--- TASK DETAILS ---
Take all the material and copy it exactly.

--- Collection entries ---
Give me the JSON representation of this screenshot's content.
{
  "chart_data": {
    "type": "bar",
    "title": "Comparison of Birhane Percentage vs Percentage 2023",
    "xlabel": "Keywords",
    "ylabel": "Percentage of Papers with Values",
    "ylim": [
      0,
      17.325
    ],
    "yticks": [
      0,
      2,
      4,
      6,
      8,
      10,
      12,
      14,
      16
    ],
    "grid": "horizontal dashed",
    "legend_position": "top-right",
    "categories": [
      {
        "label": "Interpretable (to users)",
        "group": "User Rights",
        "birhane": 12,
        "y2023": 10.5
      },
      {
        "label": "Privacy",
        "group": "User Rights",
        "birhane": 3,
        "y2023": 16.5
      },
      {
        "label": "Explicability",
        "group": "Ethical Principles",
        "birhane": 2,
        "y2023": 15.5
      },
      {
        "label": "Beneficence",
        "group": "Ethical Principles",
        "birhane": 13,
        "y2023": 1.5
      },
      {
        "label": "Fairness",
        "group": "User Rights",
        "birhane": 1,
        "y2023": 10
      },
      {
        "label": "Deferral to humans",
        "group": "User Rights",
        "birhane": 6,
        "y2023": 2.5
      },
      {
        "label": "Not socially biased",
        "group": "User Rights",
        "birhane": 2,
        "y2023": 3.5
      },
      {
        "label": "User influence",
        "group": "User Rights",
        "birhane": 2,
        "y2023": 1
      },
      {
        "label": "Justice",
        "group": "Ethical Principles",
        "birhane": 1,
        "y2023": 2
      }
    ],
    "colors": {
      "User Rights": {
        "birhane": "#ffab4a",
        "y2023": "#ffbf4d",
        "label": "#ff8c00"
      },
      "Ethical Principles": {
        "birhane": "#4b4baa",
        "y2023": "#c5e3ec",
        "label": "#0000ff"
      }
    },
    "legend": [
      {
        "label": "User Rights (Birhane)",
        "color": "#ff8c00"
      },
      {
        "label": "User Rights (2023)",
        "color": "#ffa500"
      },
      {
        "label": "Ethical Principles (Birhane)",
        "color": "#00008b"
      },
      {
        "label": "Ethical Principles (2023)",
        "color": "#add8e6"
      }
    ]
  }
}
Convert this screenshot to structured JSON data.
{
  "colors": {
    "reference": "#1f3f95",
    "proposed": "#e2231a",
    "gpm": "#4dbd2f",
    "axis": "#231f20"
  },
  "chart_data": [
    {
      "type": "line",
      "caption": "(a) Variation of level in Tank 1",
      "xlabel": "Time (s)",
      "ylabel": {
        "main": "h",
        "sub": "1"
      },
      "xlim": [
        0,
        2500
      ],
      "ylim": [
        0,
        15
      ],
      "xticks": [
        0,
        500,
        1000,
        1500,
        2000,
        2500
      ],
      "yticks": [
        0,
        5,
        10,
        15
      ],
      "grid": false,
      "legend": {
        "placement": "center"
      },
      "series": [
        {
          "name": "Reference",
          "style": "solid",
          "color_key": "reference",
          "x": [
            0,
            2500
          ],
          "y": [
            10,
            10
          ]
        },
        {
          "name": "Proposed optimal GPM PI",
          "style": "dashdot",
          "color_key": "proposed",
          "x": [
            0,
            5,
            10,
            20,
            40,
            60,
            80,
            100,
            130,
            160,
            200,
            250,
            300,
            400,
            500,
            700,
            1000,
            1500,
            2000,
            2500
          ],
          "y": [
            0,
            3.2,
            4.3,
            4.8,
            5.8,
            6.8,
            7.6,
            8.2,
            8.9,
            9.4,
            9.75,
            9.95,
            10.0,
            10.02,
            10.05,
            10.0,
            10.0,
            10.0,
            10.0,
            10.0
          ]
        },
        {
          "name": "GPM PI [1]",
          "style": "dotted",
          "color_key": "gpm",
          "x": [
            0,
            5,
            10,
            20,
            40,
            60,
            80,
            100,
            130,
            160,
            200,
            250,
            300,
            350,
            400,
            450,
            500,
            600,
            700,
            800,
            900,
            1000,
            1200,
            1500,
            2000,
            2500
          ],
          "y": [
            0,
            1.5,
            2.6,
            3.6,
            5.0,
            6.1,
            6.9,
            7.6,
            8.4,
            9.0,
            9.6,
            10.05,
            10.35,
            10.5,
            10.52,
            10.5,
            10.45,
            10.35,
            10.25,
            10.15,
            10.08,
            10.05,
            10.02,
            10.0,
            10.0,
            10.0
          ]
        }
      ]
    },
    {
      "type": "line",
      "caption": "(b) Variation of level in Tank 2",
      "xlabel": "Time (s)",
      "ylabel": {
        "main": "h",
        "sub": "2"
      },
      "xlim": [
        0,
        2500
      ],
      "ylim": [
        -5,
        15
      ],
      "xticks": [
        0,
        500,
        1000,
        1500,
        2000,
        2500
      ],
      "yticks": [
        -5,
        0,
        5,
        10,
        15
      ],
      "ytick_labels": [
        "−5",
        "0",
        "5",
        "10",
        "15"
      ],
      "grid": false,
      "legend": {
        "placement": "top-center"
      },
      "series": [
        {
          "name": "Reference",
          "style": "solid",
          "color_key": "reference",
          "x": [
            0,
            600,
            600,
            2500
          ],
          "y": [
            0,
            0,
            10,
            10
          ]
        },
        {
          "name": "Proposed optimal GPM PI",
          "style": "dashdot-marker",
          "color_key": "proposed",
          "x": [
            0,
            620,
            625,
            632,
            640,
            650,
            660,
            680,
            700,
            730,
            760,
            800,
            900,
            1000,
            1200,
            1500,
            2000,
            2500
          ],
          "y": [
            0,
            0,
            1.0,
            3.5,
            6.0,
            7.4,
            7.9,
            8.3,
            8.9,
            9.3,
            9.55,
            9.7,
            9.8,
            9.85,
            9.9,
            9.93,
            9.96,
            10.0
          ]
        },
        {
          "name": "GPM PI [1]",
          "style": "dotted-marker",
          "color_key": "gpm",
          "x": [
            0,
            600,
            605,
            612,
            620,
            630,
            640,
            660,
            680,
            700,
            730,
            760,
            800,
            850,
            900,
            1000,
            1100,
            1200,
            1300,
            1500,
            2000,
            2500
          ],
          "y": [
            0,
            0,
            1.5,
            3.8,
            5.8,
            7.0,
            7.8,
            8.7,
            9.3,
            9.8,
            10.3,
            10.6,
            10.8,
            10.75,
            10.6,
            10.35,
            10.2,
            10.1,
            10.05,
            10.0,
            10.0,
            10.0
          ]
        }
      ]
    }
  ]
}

--- CORRECT OUTPUT ---
Give me the JSON representation of this screenshot's content.
{
  "chart_data": {
    "type": "bar",
    "title": "Comparison of Birhane Percentage vs Percentage 2023",
    "xlabel": "Keywords",
    "ylabel": "Percentage of Papers with Values",
    "ylim": [
      0,
      17.325
    ],
    "yticks": [
      0,
      2,
      4,
      6,
      8,
      10,
      12,
      14,
      16
    ],
    "grid": "horizontal dashed",
    "legend_position": "top-right",
    "categories": [
      {
        "label": "Interpretable (to users)",
        "group": "User Rights",
        "birhane": 12,
        "y2023": 10.5
      },
      {
        "label": "Privacy",
        "group": "User Rights",
        "birhane": 3,
        "y2023": 16.5
      },
      {
        "label": "Explicability",
        "group": "Ethical Principles",
        "birhane": 2,
        "y2023": 15.5
      },
      {
        "label": "Beneficence",
        "group": "Ethical Principles",
        "birhane": 13,
        "y2023": 1.5
      },
      {
        "label": "Fairness",
        "group": "User Rights",
        "birhane": 1,
        "y2023": 10
      },
      {
        "label": "Deferral to humans",
        "group": "User Rights",
        "birhane": 6,
        "y2023": 2.5
      },
      {
        "label": "Not socially biased",
        "group": "User Rights",
        "birhane": 2,
        "y2023": 3.5
      },
      {
        "label": "User influence",
        "group": "User Rights",
        "birhane": 2,
        "y2023": 1
      },
      {
        "label": "Justice",
        "group": "Ethical Principles",
        "birhane": 1,
        "y2023": 2
      }
    ],
    "colors": {
      "User Rights": {
        "birhane": "#ffab4a",
        "y2023": "#ffbf4d",
        "label": "#ff8c00"
      },
      "Ethical Principles": {
        "birhane": "#4b4baa",
        "y2023": "#c5e3ec",
        "label": "#0000ff"
      }
    },
    "legend": [
      {
        "label": "User Rights (Birhane)",
        "color": "#ff8c00"
      },
      {
        "label": "User Rights (2023)",
        "color": "#ffa500"
      },
      {
        "label": "Ethical Principles (Birhane)",
        "color": "#00008b"
      },
      {
        "label": "Ethical Principles (2023)",
        "color": "#add8e6"
      }
    ]
  }
}
Convert this screenshot to structured JSON data.
{
  "colors": {
    "reference": "#1f3f95",
    "proposed": "#e2231a",
    "gpm": "#4dbd2f",
    "axis": "#231f20"
  },
  "chart_data": [
    {
      "type": "line",
      "caption": "(a) Variation of level in Tank 1",
      "xlabel": "Time (s)",
      "ylabel": {
        "main": "h",
        "sub": "1"
      },
      "xlim": [
        0,
        2500
      ],
      "ylim": [
        0,
        15
      ],
      "xticks": [
        0,
        500,
        1000,
        1500,
        2000,
        2500
      ],
      "yticks": [
        0,
        5,
        10,
        15
      ],
      "grid": false,
      "legend": {
        "placement": "center"
      },
      "series": [
        {
          "name": "Reference",
          "style": "solid",
          "color_key": "reference",
          "x": [
            0,
            2500
          ],
          "y": [
            10,
            10
          ]
        },
        {
          "name": "Proposed optimal GPM PI",
          "style": "dashdot",
          "color_key": "proposed",
          "x": [
            0,
            5,
            10,
            20,
            40,
            60,
            80,
            100,
            130,
            160,
            200,
            250,
            300,
            400,
            500,
            700,
            1000,
            1500,
            2000,
            2500
          ],
          "y": [
            0,
            3.2,
            4.3,
            4.8,
            5.8,
            6.8,
            7.6,
            8.2,
            8.9,
            9.4,
            9.75,
            9.95,
            10.0,
            10.02,
            10.05,
            10.0,
            10.0,
            10.0,
            10.0,
            10.0
          ]
        },
        {
          "name": "GPM PI [1]",
          "style": "dotted",
          "color_key": "gpm",
          "x": [
            0,
            5,
            10,
            20,
            40,
            60,
            80,
            100,
            130,
            160,
            200,
            250,
            300,
            350,
            400,
            450,
            500,
            600,
            700,
            800,
            900,
            1000,
            1200,
            1500,
            2000,
            2500
          ],
          "y": [
            0,
            1.5,
            2.6,
            3.6,
            5.0,
            6.1,
            6.9,
            7.6,
            8.4,
            9.0,
            9.6,
            10.05,
            10.35,
            10.5,
            10.52,
            10.5,
            10.45,
            10.35,
            10.25,
            10.15,
            10.08,
            10.05,
            10.02,
            10.0,
            10.0,
            10.0
          ]
        }
      ]
    },
    {
      "type": "line",
      "caption": "(b) Variation of level in Tank 2",
      "xlabel": "Time (s)",
      "ylabel": {
        "main": "h",
        "sub": "2"
      },
      "xlim": [
        0,
        2500
      ],
      "ylim": [
        -5,
        15
      ],
      "xticks": [
        0,
        500,
        1000,
        1500,
        2000,
        2500
      ],
      "yticks": [
        -5,
        0,
        5,
        10,
        15
      ],
      "ytick_labels": [
        "−5",
        "0",
        "5",
        "10",
        "15"
      ],
      "grid": false,
      "legend": {
        "placement": "top-center"
      },
      "series": [
        {
          "name": "Reference",
          "style": "solid",
          "color_key": "reference",
          "x": [
            0,
            600,
            600,
            2500
          ],
          "y": [
            0,
            0,
            10,
            10
          ]
        },
        {
          "name": "Proposed optimal GPM PI",
          "style": "dashdot-marker",
          "color_key": "proposed",
          "x": [
            0,
            620,
            625,
            632,
            640,
            650,
            660,
            680,
            700,
            730,
            760,
            800,
            900,
            1000,
            1200,
            1500,
            2000,
            2500
          ],
          "y": [
            0,
            0,
            1.0,
            3.5,
            6.0,
            7.4,
            7.9,
            8.3,
            8.9,
            9.3,
            9.55,
            9.7,
            9.8,
            9.85,
            9.9,
            9.93,
            9.96,
            10.0
          ]
        },
        {
          "name": "GPM PI [1]",
          "style": "dotted-marker",
          "color_key": "gpm",
          "x": [
            0,
            600,
            605,
            612,
            620,
            630,
            640,
            660,
            680,
            700,
            730,
            760,
            800,
            850,
            900,
            1000,
            1100,
            1200,
            1300,
            1500,
            2000,
            2500
          ],
          "y": [
            0,
            0,
            1.5,
            3.8,
            5.8,
            7.0,
            7.8,
            8.7,
            9.3,
            9.8,
            10.3,
            10.6,
            10.8,
            10.75,
            10.6,
            10.35,
            10.2,
            10.1,
            10.05,
            10.0,
            10.0,
            10.0
          ]
        }
      ]
    }
  ]
}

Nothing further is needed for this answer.